• _EXERCISE BRIEF_
Report how many lines hold the string "Спектр". Give the number and nothing else.
--------------------
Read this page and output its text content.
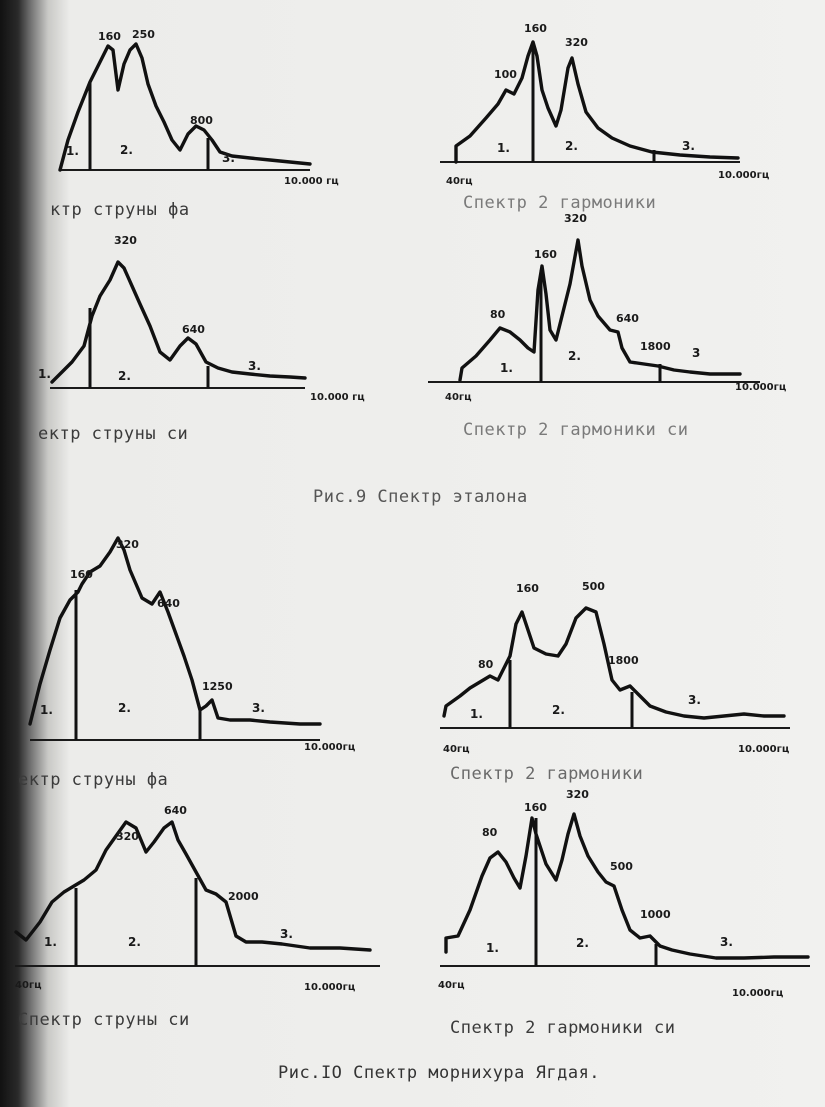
10.000 гц
160 250
800
1.	2.
3.
40гц
10.000гц
100
160
320
1.	2.	3.
10.000 гц
320
640
1.	2.
3.
40гц
10.000гц
80
160
320
640
1800
1.
2.	3
10.000гц
160
320
640
1250
1.	2.	3.
40гц	10.000гц
80
160	500
1800
1.	2.
3.
40гц	10.000гц
320
640
2000
1.	2.
3.
40гц
10.000гц
80
160
320
500
1000
1.	2.	3.
ктр струны фа	Спектр 2 гармоники
ектр струны си	Спектр 2 гармоники си
Рис.9 Спектр эталона
ектр струны фа	Спектр 2 гармоники
Спектр струны си	Спектр 2 гармоники си
Рис.IO Спектр морнихура Ягдая.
--------------------
• _FINAL RESULT_
6